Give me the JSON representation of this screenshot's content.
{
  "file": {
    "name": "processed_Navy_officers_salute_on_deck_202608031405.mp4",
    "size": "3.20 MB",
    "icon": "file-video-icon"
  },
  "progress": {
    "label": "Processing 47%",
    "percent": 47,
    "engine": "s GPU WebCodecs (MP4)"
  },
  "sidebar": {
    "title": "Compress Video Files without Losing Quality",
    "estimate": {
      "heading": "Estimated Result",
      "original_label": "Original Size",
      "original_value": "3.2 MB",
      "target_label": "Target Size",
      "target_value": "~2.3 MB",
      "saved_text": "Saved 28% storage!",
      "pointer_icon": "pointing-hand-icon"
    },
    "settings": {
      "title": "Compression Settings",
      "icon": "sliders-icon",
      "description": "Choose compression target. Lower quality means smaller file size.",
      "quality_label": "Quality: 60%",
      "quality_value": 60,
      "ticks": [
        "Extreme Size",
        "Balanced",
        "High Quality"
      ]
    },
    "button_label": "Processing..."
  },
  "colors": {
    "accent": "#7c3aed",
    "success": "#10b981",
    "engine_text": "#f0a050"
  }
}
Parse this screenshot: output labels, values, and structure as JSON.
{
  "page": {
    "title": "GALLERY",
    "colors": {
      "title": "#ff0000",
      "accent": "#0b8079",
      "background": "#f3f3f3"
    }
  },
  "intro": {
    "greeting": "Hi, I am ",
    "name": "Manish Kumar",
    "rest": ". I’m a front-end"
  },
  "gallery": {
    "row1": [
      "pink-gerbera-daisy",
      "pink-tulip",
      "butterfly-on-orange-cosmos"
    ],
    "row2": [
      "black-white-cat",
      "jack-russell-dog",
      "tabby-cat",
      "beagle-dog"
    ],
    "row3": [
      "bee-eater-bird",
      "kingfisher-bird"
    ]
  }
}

(Exercise goal):
Retype the whole listing above exactly.

(Worked answer):
Give me the JSON representation of this screenshot's content.
{
  "file": {
    "name": "processed_Navy_officers_salute_on_deck_202608031405.mp4",
    "size": "3.20 MB",
    "icon": "file-video-icon"
  },
  "progress": {
    "label": "Processing 47%",
    "percent": 47,
    "engine": "s GPU WebCodecs (MP4)"
  },
  "sidebar": {
    "title": "Compress Video Files without Losing Quality",
    "estimate": {
      "heading": "Estimated Result",
      "original_label": "Original Size",
      "original_value": "3.2 MB",
      "target_label": "Target Size",
      "target_value": "~2.3 MB",
      "saved_text": "Saved 28% storage!",
      "pointer_icon": "pointing-hand-icon"
    },
    "settings": {
      "title": "Compression Settings",
      "icon": "sliders-icon",
      "description": "Choose compression target. Lower quality means smaller file size.",
      "quality_label": "Quality: 60%",
      "quality_value": 60,
      "ticks": [
        "Extreme Size",
        "Balanced",
        "High Quality"
      ]
    },
    "button_label": "Processing..."
  },
  "colors": {
    "accent": "#7c3aed",
    "success": "#10b981",
    "engine_text": "#f0a050"
  }
}
Parse this screenshot: output labels, values, and structure as JSON.
{
  "page": {
    "title": "GALLERY",
    "colors": {
      "title": "#ff0000",
      "accent": "#0b8079",
      "background": "#f3f3f3"
    }
  },
  "intro": {
    "greeting": "Hi, I am ",
    "name": "Manish Kumar",
    "rest": ". I’m a front-end"
  },
  "gallery": {
    "row1": [
      "pink-gerbera-daisy",
      "pink-tulip",
      "butterfly-on-orange-cosmos"
    ],
    "row2": [
      "black-white-cat",
      "jack-russell-dog",
      "tabby-cat",
      "beagle-dog"
    ],
    "row3": [
      "bee-eater-bird",
      "kingfisher-bird"
    ]
  }
}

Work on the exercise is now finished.